* START Records for the exercise *

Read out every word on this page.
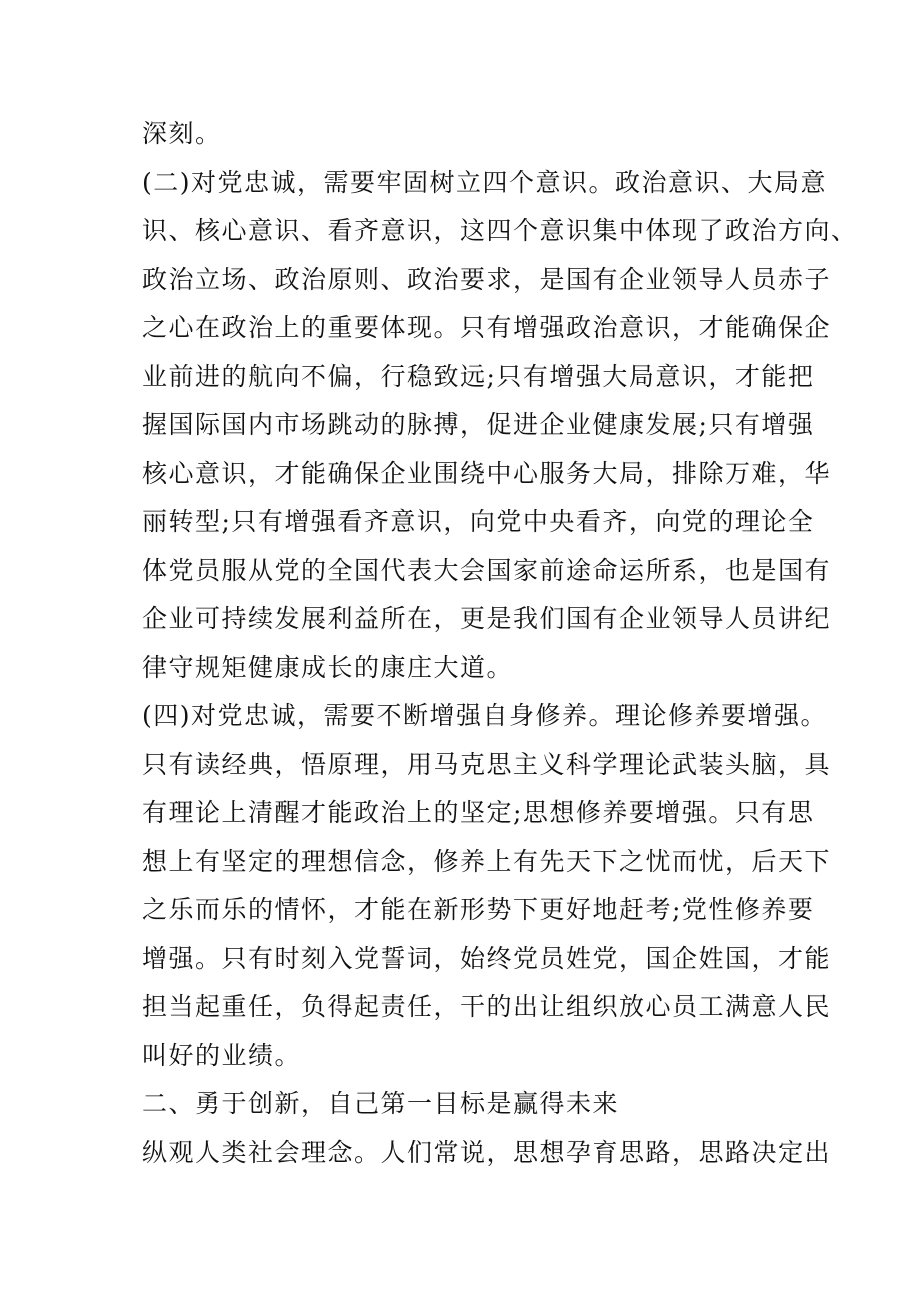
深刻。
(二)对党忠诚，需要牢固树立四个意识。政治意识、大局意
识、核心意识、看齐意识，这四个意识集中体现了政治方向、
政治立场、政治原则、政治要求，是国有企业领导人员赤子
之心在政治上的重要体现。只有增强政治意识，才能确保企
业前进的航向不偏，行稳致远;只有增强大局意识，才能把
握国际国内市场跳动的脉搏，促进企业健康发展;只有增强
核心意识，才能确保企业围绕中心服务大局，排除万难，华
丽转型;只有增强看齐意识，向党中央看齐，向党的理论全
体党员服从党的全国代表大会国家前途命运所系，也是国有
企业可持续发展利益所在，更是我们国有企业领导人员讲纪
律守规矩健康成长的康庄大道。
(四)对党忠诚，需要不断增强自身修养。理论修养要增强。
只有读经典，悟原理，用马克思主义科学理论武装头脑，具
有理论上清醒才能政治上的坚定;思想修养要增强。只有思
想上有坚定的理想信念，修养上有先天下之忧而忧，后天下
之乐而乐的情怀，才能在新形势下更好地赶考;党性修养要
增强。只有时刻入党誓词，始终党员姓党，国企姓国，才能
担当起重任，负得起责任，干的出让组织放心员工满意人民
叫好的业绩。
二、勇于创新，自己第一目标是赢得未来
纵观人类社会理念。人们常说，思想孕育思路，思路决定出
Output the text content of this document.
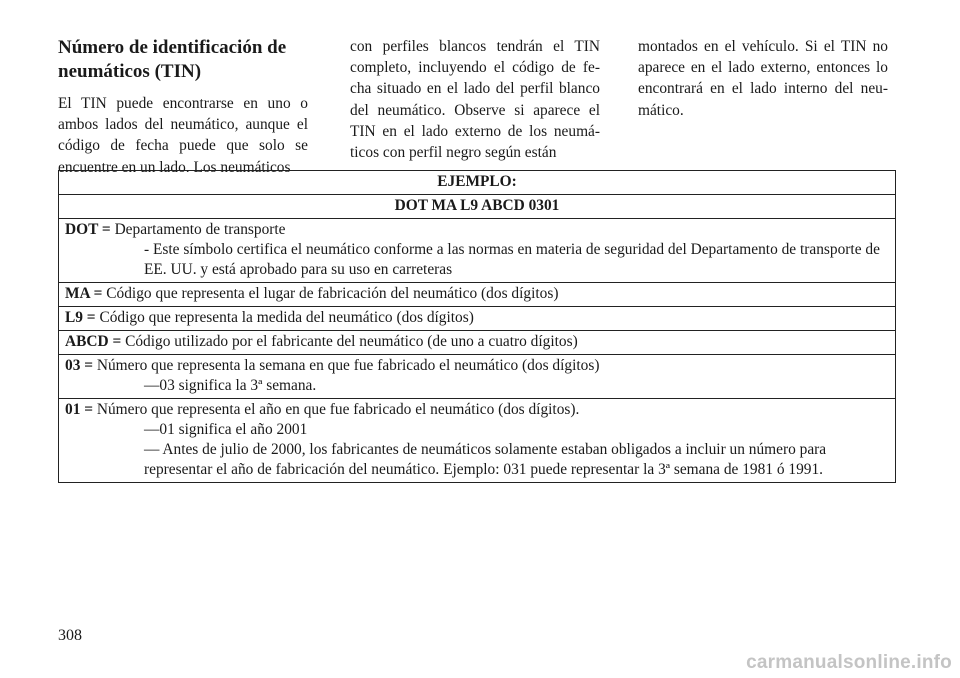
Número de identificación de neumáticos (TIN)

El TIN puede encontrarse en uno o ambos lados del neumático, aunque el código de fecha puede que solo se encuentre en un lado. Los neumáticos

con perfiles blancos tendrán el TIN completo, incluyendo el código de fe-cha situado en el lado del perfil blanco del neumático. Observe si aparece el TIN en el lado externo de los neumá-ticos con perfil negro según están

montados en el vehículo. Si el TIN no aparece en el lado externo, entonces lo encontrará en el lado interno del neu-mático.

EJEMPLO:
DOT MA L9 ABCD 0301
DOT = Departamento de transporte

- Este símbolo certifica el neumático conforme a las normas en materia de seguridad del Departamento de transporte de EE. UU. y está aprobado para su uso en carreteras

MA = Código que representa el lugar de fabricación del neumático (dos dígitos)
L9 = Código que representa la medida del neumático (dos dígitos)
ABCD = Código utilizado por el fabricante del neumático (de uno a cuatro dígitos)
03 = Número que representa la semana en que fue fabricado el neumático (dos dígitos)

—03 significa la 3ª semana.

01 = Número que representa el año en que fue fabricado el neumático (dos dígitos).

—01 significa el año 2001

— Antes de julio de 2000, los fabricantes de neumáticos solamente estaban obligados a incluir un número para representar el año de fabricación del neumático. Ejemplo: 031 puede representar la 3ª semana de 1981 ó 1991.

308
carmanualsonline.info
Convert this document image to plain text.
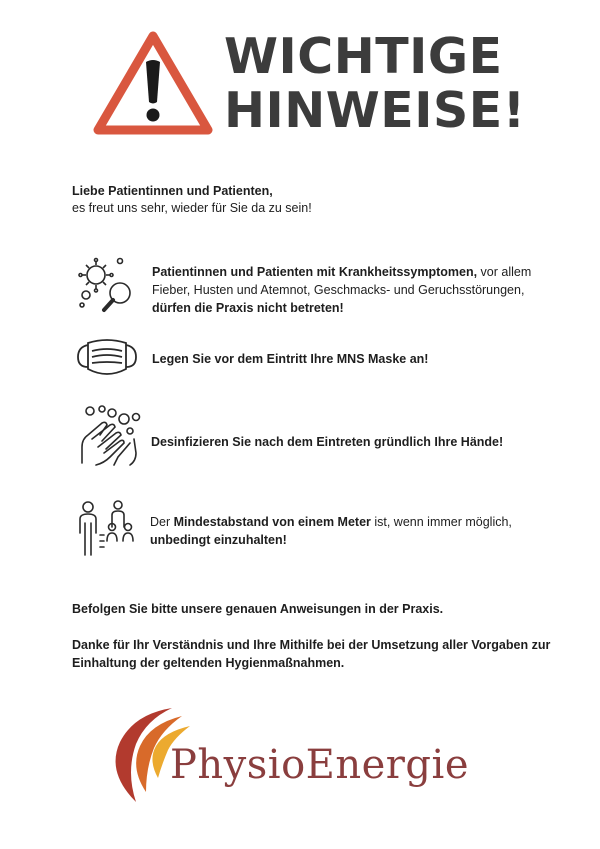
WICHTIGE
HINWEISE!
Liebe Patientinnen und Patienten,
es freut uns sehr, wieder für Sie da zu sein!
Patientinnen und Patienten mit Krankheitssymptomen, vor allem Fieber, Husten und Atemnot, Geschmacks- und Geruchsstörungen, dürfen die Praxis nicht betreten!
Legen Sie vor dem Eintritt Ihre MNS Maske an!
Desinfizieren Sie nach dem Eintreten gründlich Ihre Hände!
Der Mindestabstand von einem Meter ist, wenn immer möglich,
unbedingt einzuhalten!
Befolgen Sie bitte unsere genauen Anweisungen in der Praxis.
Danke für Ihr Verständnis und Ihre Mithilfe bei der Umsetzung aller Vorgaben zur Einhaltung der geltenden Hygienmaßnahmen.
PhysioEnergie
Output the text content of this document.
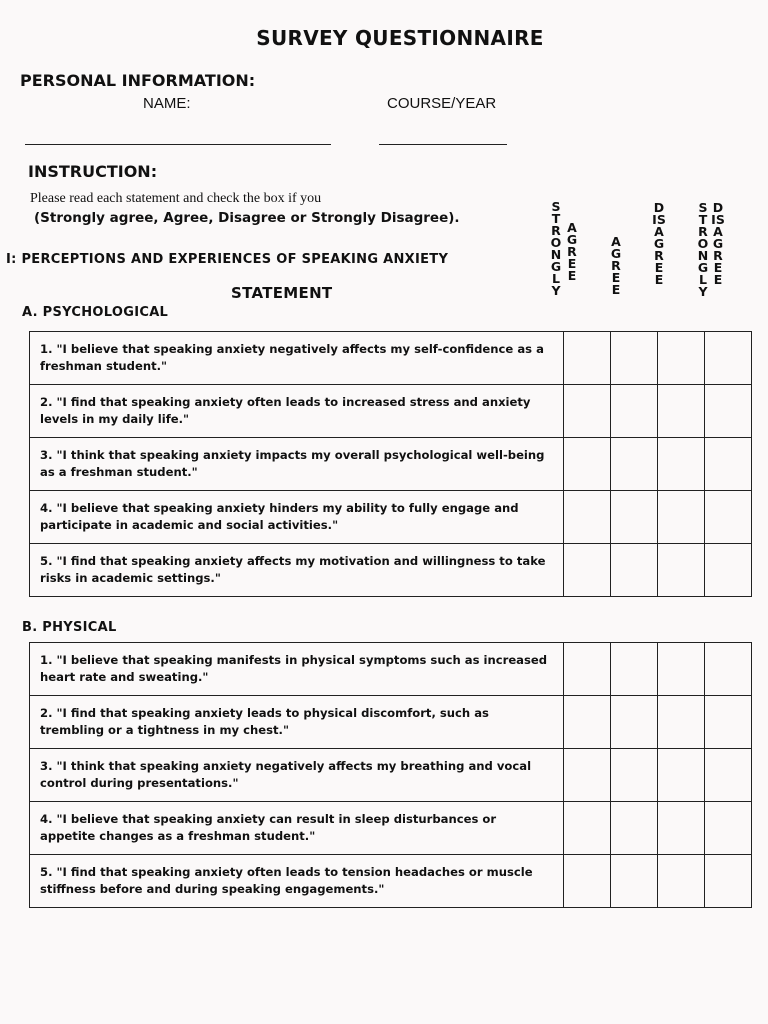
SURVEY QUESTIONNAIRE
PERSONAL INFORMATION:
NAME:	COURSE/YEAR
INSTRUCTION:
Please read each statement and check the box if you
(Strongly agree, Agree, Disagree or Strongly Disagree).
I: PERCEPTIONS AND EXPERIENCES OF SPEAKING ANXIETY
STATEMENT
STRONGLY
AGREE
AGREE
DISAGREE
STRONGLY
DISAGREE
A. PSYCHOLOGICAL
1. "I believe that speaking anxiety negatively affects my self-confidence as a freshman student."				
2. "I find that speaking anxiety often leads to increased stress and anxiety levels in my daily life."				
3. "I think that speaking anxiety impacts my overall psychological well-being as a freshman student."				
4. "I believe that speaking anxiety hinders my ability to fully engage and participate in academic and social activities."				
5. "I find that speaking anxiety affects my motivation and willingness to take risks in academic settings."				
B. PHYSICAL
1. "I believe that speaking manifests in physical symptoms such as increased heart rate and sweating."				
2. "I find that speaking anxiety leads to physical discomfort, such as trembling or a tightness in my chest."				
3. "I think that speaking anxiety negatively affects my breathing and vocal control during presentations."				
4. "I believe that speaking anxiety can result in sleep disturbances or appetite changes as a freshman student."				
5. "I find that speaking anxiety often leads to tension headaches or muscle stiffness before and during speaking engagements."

* END Records for the exercise *

**Objective**
Write out the entries above word for word. Do not include the pictures.

**Exercise response**
Read out every word on this page.
深刻。
(二)对党忠诚，需要牢固树立四个意识。政治意识、大局意
识、核心意识、看齐意识，这四个意识集中体现了政治方向、
政治立场、政治原则、政治要求，是国有企业领导人员赤子
之心在政治上的重要体现。只有增强政治意识，才能确保企
业前进的航向不偏，行稳致远;只有增强大局意识，才能把
握国际国内市场跳动的脉搏，促进企业健康发展;只有增强
核心意识，才能确保企业围绕中心服务大局，排除万难，华
丽转型;只有增强看齐意识，向党中央看齐，向党的理论全
体党员服从党的全国代表大会国家前途命运所系，也是国有
企业可持续发展利益所在，更是我们国有企业领导人员讲纪
律守规矩健康成长的康庄大道。
(四)对党忠诚，需要不断增强自身修养。理论修养要增强。
只有读经典，悟原理，用马克思主义科学理论武装头脑，具
有理论上清醒才能政治上的坚定;思想修养要增强。只有思
想上有坚定的理想信念，修养上有先天下之忧而忧，后天下
之乐而乐的情怀，才能在新形势下更好地赶考;党性修养要
增强。只有时刻入党誓词，始终党员姓党，国企姓国，才能
担当起重任，负得起责任，干的出让组织放心员工满意人民
叫好的业绩。
二、勇于创新，自己第一目标是赢得未来
纵观人类社会理念。人们常说，思想孕育思路，思路决定出
Output the text content of this document.
Número de identificación de neumáticos (TIN)

El TIN puede encontrarse en uno o ambos lados del neumático, aunque el código de fecha puede que solo se encuentre en un lado. Los neumáticos

con perfiles blancos tendrán el TIN completo, incluyendo el código de fe-cha situado en el lado del perfil blanco del neumático. Observe si aparece el TIN en el lado externo de los neumá-ticos con perfil negro según están

montados en el vehículo. Si el TIN no aparece en el lado externo, entonces lo encontrará en el lado interno del neu-mático.

EJEMPLO:
DOT MA L9 ABCD 0301
DOT = Departamento de transporte

- Este símbolo certifica el neumático conforme a las normas en materia de seguridad del Departamento de transporte de EE. UU. y está aprobado para su uso en carreteras

MA = Código que representa el lugar de fabricación del neumático (dos dígitos)
L9 = Código que representa la medida del neumático (dos dígitos)
ABCD = Código utilizado por el fabricante del neumático (de uno a cuatro dígitos)
03 = Número que representa la semana en que fue fabricado el neumático (dos dígitos)

—03 significa la 3ª semana.

01 = Número que representa el año en que fue fabricado el neumático (dos dígitos).

—01 significa el año 2001

— Antes de julio de 2000, los fabricantes de neumáticos solamente estaban obligados a incluir un número para representar el año de fabricación del neumático. Ejemplo: 031 puede representar la 3ª semana de 1981 ó 1991.

308
carmanualsonline.info
Convert this document image to plain text.
WICHTIGE
HINWEISE!
Liebe Patientinnen und Patienten,
es freut uns sehr, wieder für Sie da zu sein!
Patientinnen und Patienten mit Krankheitssymptomen, vor allem Fieber, Husten und Atemnot, Geschmacks- und Geruchsstörungen, dürfen die Praxis nicht betreten!
Legen Sie vor dem Eintritt Ihre MNS Maske an!
Desinfizieren Sie nach dem Eintreten gründlich Ihre Hände!
Der Mindestabstand von einem Meter ist, wenn immer möglich,
unbedingt einzuhalten!
Befolgen Sie bitte unsere genauen Anweisungen in der Praxis.
Danke für Ihr Verständnis und Ihre Mithilfe bei der Umsetzung aller Vorgaben zur Einhaltung der geltenden Hygienmaßnahmen.
PhysioEnergie
Output the text content of this document.
SURVEY QUESTIONNAIRE
PERSONAL INFORMATION:
NAME:	COURSE/YEAR
INSTRUCTION:
Please read each statement and check the box if you
(Strongly agree, Agree, Disagree or Strongly Disagree).
I: PERCEPTIONS AND EXPERIENCES OF SPEAKING ANXIETY
STATEMENT
STRONGLY
AGREE
AGREE
DISAGREE
STRONGLY
DISAGREE
A. PSYCHOLOGICAL
1. "I believe that speaking anxiety negatively affects my self-confidence as a freshman student."				
2. "I find that speaking anxiety often leads to increased stress and anxiety levels in my daily life."				
3. "I think that speaking anxiety impacts my overall psychological well-being as a freshman student."				
4. "I believe that speaking anxiety hinders my ability to fully engage and participate in academic and social activities."				
5. "I find that speaking anxiety affects my motivation and willingness to take risks in academic settings."				
B. PHYSICAL
1. "I believe that speaking manifests in physical symptoms such as increased heart rate and sweating."				
2. "I find that speaking anxiety leads to physical discomfort, such as trembling or a tightness in my chest."				
3. "I think that speaking anxiety negatively affects my breathing and vocal control during presentations."				
4. "I believe that speaking anxiety can result in sleep disturbances or appetite changes as a freshman student."				
5. "I find that speaking anxiety often leads to tension headaches or muscle stiffness before and during speaking engagements."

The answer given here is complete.